| EXCERPTED PASSAGE |
┌──
The Whitney legal team spared no expense to prove that Gloria was a neglectful and unfit mother. Former servants, and even her own mother, testified to her long absences from home, her prurient interest in erotic literature, her meretricious relations with married men, and, most damning of all, her “morbid affection” for other women. So scandalous were the allegations that the judge banned the public and the press from the courtroom, forcing reporters to watch what one called “a haughty pantomime” through small windows in the courtroom doors.
Despite the pummeling the elder Gloria was taking from the witness stand, the trial judge was reluctant to deprive a natural mother of custody. The outcome, he said just before Little Gloria herself arrived to testify in his chambers, was “on the lap of the gods.” Gertrude’s lawyers had rehearsed the girl’s testimony to a fare-thee-well, and she did not flub her lines. But it was on cross-examination that Little Gloria exhibited a steely sang froid beyond her years, sealing her mother’s fate.
Her mother was represented by Nathan Burkan, one of New York’s most well-known and savvy trial lawyers, and the “Jazz Age Lawyer” of my title. Burkan tried various tacks to show that Little Gloria’s ill feelings toward her mother were of recent vintage and the result of undue influence. He went through a large pile of affectionate letters she had written to her mother. “Did you hate your mother then?” he asked her repeatedly. “Yes,” she answered, saying she wrote them out of fear. Was she lying when she wrote them? “Yes.” An adult would have been shamed into giving Burkan at least some small concessions. Little Gloria, the transcript shows, stood her ground. Hadn’t her mother given her a dog? “He was getting quite old, and then he died.” Hadn’t she knitted her a sweater? “The sweater was too small. It was about up to here (indicating).”
Then Burkan showed Little Gloria a letter she had written thanking her mother for the sweater. Pointing to the postscript, which the veteran trial lawyer had evidently overlooked, the ten-year-old, spontaneously and unrehearsed, administered a coup de grâce:
Little Gloria: And look! She doesn’t even tell me where she is.
Burkan: “P.S. Where are you now?”
Little Gloria: Yes.
Burkan. She didn’t even tell you where she was?
Little Gloria: No.
The court granted custody of Little Gloria to her Aunt Gertrude. Like many a child caught in the middle of a custody dispute, she had a troubled adolescence. Eventually, some degree of rapprochement with her mother was reached, and it was while visiting her mother in Hollywood as a seventeen-year-old that Little Gloria met her first husband. But when Little Gloria turned twenty-one in 1945―by then already in her second marriage, to sixty-three-year-old conductor Leopold Stokowski―she cut off her disapproving mother. The allowance her mother had formerly received, she told the press, “is now going to blind children and to help feed children who are homeless and starving in many countries.”
In her late-life memoir The Rainbow Comes and Goes, written with her son Anderson Cooper, Gloria Vanderbilt traced her drive to succeed to a tabloid news photo of herself she had accidentally seen during the custody trial, captioned “Poor Little Rich Girl.” The fear that the phrase would stick to her forever, she wrote, “made me determined to make something of my life.”
└──
| PROBLEMS AND TASKS |
a: Answer these questions using the passage on the Vanderbilt custody trial:
(i) Which lawyer represented Little Gloria's mother?
(ii) To whom did the court grant custody of Little Gloria?
(iii) What caption ran under the tabloid photo of Little Gloria that she saw during the trial?
b: Reproduce the portion of the custody trial passage starting at "Then Burkan showed" and ending at "Little Gloria: Yes.".

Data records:
┌──
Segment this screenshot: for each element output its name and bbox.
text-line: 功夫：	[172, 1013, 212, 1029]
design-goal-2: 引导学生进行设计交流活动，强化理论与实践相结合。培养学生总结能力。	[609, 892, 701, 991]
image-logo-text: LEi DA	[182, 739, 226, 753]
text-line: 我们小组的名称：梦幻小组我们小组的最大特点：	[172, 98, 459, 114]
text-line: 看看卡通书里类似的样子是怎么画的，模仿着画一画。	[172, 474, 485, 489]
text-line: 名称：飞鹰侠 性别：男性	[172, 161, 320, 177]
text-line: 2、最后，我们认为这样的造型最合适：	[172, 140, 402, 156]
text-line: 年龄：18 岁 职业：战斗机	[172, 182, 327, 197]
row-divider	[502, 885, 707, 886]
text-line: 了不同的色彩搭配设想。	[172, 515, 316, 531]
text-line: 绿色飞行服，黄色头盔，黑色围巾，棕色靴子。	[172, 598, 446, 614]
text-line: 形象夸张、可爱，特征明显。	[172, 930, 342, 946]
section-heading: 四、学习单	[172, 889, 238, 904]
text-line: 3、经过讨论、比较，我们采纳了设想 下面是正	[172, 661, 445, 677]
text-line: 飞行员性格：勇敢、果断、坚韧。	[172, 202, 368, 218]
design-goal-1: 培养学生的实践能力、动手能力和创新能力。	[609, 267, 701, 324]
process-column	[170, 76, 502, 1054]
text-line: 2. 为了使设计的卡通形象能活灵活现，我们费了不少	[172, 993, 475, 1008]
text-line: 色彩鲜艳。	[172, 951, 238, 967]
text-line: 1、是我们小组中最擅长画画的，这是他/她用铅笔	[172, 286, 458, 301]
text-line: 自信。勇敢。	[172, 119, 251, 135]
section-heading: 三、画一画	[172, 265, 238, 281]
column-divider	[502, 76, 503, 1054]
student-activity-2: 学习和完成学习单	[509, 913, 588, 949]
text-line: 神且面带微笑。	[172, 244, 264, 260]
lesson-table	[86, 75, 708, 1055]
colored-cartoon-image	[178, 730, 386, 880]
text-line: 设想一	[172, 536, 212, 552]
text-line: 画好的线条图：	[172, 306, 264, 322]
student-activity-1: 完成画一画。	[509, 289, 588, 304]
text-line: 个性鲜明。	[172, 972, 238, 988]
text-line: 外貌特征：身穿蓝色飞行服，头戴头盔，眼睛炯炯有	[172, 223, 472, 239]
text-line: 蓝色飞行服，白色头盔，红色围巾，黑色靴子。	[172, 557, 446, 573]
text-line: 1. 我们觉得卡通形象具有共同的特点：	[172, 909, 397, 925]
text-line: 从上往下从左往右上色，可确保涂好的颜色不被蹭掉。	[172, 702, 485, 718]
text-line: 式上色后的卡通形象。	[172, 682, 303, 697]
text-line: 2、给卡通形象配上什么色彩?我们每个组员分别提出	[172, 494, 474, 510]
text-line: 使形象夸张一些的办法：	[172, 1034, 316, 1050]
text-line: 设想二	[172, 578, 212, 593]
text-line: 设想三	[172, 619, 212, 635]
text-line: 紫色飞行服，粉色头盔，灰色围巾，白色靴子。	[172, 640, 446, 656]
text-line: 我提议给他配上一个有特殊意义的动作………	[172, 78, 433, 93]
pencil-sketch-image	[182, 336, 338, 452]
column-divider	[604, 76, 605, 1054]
└──
┌──
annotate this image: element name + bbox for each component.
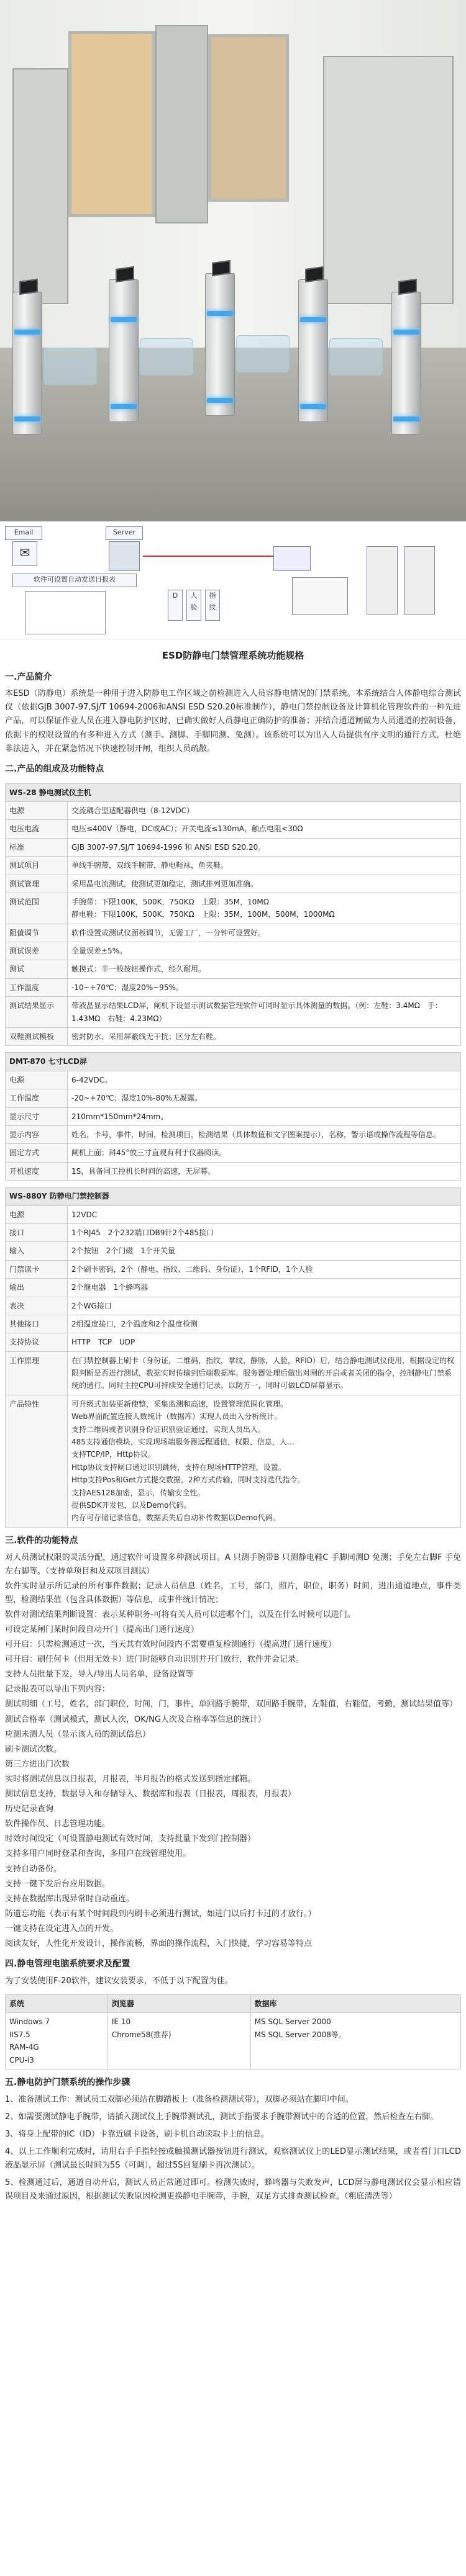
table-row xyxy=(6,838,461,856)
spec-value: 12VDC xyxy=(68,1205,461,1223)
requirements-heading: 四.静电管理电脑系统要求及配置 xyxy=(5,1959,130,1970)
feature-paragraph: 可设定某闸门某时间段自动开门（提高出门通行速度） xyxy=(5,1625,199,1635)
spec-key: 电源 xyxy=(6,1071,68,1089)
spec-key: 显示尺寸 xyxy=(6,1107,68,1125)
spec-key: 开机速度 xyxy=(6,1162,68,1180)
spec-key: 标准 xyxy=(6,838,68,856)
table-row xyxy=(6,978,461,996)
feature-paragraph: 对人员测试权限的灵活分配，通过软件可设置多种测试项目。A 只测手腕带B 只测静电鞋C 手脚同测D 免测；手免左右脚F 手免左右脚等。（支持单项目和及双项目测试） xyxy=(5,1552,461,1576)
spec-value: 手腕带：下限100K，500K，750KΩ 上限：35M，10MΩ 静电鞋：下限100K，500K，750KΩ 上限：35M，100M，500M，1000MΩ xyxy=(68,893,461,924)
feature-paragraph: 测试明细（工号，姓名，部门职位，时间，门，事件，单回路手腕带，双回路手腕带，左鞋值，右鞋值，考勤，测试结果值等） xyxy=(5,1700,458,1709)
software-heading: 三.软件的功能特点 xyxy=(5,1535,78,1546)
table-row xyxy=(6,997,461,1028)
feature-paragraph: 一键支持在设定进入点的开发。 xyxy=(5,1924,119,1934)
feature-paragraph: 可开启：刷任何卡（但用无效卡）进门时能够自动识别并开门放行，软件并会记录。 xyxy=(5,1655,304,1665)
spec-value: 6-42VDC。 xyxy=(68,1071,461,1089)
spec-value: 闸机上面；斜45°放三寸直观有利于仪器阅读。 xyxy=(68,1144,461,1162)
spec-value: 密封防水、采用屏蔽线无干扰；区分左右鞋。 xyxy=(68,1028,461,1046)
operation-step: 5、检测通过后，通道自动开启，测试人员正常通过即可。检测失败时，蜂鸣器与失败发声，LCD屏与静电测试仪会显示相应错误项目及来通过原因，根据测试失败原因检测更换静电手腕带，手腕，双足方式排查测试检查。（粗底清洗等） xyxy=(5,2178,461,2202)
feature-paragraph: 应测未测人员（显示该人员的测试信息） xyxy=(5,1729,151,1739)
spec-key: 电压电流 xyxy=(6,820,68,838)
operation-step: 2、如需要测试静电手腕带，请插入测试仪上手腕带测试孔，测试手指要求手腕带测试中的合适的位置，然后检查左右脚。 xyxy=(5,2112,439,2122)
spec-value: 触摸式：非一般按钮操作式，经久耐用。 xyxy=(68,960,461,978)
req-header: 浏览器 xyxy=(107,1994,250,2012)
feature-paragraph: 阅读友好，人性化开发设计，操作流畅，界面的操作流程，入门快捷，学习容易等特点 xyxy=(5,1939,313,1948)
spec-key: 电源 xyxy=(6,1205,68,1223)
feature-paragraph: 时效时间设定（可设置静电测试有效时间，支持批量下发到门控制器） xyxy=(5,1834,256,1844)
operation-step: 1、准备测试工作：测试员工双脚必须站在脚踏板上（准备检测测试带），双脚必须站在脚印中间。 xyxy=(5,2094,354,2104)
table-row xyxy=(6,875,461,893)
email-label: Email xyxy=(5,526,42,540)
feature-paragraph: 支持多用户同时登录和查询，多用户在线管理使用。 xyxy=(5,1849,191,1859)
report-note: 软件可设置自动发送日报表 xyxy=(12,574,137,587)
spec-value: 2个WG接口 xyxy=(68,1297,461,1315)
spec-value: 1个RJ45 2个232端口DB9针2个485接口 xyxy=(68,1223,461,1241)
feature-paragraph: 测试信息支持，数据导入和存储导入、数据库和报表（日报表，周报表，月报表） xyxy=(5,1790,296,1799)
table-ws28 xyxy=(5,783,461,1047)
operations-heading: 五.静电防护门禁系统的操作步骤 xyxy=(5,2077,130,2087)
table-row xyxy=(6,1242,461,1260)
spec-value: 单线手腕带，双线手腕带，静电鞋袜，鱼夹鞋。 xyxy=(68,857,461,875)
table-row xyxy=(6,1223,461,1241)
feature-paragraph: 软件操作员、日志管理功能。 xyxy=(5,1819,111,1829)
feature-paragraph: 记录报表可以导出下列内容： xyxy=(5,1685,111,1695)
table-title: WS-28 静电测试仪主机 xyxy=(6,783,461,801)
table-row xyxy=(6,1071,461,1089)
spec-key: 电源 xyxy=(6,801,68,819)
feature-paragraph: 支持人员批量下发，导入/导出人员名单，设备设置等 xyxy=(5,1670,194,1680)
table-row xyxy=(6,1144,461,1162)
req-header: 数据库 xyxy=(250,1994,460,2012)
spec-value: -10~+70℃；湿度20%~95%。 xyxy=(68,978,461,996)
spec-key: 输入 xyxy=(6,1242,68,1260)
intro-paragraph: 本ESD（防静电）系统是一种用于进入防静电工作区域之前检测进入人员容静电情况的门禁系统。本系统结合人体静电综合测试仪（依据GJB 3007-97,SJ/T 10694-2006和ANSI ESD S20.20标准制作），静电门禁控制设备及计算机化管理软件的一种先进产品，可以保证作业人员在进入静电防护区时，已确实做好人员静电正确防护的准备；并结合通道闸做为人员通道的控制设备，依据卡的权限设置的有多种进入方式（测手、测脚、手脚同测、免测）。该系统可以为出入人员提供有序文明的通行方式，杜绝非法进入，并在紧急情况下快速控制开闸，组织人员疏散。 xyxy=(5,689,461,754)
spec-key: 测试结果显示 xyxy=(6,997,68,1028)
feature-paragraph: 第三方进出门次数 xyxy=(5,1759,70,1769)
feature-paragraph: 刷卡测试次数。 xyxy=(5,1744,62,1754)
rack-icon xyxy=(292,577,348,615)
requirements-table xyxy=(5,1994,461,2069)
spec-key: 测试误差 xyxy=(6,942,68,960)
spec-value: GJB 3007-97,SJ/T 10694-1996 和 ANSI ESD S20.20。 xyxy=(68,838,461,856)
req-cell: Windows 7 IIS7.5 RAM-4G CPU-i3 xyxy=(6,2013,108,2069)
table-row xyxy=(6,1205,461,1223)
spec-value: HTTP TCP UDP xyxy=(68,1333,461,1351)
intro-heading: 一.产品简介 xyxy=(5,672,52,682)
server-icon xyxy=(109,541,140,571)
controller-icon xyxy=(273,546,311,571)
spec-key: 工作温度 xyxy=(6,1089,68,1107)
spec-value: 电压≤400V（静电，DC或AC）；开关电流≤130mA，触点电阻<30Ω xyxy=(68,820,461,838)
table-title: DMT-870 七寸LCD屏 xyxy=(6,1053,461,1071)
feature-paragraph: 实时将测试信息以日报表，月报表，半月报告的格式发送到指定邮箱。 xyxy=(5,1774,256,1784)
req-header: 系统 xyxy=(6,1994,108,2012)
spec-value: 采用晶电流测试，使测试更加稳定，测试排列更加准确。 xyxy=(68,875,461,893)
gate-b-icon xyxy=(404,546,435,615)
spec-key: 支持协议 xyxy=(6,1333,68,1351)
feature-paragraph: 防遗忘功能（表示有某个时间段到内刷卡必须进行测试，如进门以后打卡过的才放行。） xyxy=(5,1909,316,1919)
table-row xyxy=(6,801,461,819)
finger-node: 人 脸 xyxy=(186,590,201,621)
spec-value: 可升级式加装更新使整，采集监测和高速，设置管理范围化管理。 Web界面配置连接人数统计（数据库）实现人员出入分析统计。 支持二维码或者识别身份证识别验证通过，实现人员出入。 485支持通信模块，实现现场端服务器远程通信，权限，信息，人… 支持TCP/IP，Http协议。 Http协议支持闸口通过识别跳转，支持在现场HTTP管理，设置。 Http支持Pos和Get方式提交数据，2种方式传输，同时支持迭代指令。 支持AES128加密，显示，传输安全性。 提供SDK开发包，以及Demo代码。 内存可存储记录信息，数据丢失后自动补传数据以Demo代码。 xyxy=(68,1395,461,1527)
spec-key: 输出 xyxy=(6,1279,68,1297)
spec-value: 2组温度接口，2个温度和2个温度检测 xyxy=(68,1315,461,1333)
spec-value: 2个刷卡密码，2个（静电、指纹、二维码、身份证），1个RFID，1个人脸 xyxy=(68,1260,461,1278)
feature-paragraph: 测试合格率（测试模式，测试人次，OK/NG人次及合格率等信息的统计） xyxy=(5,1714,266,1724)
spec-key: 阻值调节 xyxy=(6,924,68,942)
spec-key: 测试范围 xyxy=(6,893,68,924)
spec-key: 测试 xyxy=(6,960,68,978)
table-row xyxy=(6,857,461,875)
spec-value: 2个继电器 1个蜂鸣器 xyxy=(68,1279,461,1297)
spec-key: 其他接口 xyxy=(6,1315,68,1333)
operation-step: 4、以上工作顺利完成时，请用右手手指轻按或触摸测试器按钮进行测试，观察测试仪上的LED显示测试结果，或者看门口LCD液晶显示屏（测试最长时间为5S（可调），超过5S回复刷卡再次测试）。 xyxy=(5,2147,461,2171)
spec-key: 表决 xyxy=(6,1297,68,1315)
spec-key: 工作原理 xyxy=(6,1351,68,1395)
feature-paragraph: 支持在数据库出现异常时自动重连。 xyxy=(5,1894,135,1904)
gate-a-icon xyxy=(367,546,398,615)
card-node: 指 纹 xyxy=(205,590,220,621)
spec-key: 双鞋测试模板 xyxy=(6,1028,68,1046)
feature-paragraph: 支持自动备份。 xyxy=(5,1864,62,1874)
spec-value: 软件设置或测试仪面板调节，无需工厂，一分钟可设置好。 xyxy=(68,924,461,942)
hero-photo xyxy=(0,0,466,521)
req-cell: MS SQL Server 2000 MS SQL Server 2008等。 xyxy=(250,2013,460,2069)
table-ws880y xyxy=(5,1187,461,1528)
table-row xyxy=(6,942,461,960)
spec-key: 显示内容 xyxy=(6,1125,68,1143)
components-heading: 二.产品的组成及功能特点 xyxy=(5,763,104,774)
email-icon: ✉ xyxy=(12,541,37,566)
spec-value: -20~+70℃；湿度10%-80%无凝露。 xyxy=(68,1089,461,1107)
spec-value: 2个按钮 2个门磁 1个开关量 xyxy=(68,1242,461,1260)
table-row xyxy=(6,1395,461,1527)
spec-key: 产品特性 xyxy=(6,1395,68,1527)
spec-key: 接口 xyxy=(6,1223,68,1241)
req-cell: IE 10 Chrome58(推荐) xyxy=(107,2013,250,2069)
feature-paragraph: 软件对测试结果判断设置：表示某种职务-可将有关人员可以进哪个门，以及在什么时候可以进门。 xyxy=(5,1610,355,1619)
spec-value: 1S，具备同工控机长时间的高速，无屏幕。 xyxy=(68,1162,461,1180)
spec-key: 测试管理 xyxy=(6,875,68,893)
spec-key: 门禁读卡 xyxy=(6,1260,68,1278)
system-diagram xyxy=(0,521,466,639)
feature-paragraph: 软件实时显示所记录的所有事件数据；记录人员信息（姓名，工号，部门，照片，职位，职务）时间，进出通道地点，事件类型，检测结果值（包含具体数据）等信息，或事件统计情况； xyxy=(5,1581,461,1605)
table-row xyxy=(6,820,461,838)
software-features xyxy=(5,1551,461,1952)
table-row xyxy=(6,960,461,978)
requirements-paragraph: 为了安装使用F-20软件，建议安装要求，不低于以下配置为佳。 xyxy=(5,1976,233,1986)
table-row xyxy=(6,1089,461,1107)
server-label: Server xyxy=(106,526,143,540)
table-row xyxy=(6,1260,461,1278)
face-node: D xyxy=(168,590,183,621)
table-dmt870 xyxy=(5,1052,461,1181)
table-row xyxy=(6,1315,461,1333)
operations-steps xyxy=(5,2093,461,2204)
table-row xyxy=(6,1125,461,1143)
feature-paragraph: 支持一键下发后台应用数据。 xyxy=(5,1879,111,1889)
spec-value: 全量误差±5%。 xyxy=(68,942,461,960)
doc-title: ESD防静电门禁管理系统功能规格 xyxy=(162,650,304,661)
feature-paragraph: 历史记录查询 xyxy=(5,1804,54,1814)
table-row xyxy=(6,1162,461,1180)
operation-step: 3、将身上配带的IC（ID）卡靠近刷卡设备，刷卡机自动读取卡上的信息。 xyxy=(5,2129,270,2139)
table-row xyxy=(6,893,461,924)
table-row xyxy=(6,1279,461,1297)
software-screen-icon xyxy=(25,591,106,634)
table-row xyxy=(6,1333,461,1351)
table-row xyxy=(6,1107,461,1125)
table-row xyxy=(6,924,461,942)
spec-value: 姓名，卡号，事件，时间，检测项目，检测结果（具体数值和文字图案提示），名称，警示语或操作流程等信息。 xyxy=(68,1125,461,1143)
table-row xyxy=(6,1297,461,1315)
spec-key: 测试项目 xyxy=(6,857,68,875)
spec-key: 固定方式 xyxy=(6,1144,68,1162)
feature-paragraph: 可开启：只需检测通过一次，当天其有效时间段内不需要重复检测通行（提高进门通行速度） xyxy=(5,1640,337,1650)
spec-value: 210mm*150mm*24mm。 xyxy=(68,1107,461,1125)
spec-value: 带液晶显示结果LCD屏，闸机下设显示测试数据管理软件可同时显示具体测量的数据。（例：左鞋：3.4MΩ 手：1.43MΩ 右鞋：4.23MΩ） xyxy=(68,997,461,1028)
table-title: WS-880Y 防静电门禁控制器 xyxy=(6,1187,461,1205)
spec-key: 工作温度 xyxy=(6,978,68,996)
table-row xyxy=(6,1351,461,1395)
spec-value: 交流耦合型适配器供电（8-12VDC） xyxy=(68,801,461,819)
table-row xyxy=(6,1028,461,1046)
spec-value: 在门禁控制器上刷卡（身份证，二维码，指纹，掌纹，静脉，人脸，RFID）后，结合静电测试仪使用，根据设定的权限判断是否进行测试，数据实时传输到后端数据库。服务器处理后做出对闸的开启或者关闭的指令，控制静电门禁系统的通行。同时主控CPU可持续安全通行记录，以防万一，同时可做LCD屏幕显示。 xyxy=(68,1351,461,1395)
└──
| EXPECTED RESULTS |
a:
(i) Nathan Burkan
(ii) Her Aunt Gertrude
(iii) "Poor Little Rich Girl"

b:
Then Burkan showed Little Gloria a letter she had written thanking her mother for the sweater. Pointing to the postscript, which the veteran trial lawyer had evidently overlooked, the ten-year-old, spontaneously and unrehearsed, administered a coup de grâce:
Little Gloria: And look! She doesn’t even tell me where she is.
Burkan: “P.S. Where are you now?”
Little Gloria: Yes.